THE TASK: Determine how many lines contain the string "drive", then reply with that figure only.

GIVEN INFORMATION:
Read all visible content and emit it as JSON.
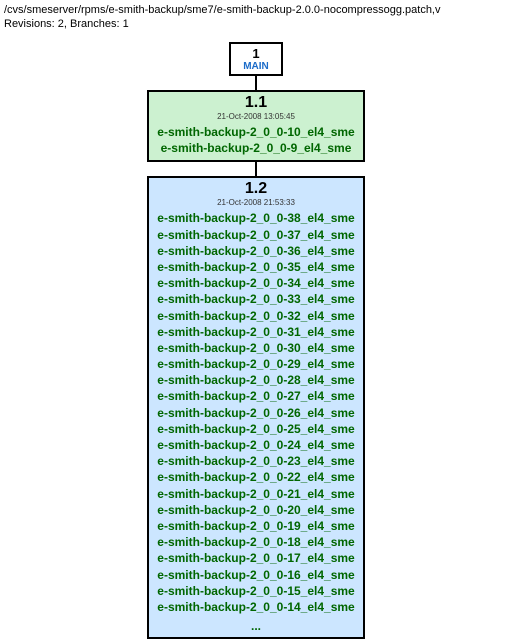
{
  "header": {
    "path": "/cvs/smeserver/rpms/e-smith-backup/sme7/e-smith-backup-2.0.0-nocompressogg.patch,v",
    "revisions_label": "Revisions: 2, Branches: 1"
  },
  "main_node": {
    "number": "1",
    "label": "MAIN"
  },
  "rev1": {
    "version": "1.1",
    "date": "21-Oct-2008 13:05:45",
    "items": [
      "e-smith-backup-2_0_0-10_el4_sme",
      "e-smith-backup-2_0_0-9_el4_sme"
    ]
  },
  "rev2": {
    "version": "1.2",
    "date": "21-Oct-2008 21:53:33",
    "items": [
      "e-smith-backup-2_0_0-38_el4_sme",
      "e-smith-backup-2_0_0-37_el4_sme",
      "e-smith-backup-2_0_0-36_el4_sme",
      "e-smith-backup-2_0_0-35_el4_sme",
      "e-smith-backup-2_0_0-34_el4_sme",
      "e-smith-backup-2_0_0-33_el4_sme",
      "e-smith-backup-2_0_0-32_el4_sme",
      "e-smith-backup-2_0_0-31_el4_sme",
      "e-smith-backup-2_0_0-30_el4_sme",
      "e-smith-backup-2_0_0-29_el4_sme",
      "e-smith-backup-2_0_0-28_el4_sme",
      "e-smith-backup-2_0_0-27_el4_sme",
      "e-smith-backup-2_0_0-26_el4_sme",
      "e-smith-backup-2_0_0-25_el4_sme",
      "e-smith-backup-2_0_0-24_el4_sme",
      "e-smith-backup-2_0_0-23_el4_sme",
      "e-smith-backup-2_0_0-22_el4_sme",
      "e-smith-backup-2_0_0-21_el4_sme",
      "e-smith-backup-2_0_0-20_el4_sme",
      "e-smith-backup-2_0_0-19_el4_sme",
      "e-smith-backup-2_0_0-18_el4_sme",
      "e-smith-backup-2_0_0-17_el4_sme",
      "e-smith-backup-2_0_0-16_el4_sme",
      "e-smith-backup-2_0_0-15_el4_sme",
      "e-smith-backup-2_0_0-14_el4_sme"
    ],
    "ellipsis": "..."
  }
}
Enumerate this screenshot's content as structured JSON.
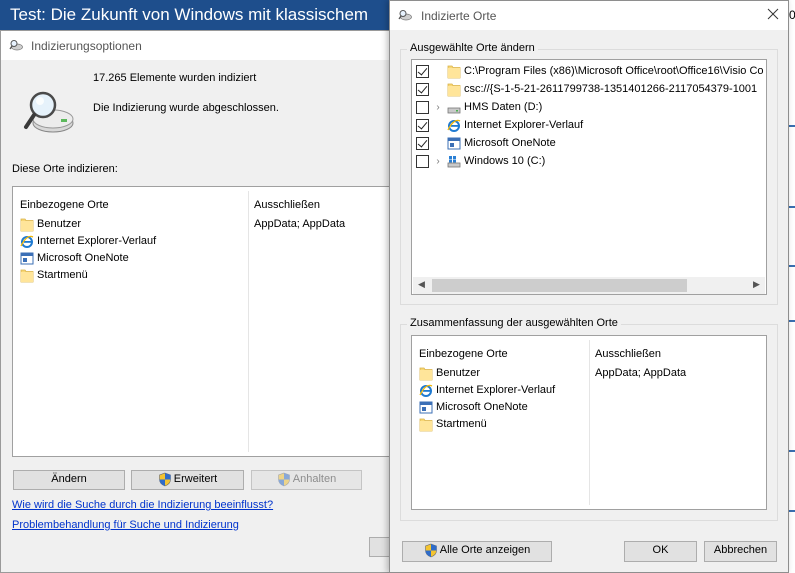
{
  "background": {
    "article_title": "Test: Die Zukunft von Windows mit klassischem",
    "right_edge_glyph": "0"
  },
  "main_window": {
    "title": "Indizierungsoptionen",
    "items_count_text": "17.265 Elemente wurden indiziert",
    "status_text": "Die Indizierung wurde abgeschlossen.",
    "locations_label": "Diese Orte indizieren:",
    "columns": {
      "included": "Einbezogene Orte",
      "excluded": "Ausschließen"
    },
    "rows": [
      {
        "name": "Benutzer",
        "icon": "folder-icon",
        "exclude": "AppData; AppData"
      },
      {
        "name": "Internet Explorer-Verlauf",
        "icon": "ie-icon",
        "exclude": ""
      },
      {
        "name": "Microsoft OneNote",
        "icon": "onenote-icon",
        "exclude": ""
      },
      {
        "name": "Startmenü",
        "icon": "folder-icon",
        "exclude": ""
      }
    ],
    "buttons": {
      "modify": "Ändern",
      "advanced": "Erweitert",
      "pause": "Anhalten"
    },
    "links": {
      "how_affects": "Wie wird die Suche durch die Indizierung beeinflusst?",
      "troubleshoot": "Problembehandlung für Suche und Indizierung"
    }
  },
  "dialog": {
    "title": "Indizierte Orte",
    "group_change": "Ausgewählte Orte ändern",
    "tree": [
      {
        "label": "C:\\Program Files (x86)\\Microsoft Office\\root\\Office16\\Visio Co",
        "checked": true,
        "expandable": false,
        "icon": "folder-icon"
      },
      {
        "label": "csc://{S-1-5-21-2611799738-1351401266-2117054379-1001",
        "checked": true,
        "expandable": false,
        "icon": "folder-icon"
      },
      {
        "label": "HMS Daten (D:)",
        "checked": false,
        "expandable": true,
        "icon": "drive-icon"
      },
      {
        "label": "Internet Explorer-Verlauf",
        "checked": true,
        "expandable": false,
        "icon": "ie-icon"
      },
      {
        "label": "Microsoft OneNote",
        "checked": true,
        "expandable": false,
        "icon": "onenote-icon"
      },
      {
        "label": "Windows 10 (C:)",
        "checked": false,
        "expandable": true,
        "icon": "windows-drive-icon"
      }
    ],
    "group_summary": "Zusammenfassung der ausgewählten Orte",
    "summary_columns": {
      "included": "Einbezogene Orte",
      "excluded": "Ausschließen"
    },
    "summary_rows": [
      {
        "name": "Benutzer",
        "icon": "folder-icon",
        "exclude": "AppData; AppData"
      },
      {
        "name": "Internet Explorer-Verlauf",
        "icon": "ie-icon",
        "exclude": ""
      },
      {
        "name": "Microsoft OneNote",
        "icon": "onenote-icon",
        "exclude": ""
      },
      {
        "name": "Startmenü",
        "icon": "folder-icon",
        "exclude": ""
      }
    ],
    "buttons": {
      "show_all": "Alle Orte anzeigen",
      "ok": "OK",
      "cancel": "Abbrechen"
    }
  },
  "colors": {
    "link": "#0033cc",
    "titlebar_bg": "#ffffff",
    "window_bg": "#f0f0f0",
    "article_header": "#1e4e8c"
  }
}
---
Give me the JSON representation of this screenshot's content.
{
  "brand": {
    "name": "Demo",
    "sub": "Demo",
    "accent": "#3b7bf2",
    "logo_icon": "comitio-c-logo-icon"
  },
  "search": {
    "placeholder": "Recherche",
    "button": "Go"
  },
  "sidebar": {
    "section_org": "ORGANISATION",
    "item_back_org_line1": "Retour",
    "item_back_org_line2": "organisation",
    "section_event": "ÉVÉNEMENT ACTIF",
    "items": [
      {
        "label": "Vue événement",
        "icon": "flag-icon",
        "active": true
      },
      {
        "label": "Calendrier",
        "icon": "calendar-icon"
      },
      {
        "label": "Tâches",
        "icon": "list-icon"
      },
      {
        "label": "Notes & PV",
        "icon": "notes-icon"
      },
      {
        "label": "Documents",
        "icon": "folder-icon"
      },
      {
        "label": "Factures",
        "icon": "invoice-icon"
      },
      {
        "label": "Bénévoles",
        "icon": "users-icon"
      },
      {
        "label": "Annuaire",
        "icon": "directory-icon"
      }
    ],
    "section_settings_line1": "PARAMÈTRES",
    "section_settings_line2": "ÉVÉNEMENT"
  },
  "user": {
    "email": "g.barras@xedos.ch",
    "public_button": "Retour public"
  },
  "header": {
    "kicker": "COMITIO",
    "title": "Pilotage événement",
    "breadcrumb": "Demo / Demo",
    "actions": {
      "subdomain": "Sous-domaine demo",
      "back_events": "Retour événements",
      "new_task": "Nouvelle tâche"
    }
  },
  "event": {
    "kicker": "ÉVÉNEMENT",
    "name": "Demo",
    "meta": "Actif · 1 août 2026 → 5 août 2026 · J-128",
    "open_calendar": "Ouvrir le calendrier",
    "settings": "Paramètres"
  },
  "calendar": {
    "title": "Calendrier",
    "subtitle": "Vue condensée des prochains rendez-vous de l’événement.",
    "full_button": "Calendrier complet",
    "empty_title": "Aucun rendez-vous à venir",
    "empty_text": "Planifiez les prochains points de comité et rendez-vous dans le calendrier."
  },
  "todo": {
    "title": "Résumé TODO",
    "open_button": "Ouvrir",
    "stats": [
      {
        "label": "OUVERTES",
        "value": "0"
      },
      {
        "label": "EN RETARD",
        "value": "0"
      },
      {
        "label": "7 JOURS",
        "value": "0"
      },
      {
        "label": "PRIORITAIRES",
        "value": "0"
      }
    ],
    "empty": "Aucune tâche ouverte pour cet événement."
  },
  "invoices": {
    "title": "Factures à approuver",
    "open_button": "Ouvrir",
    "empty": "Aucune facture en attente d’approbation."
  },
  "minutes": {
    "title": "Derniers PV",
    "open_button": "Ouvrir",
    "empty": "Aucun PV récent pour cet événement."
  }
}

WORKED ANSWER: 2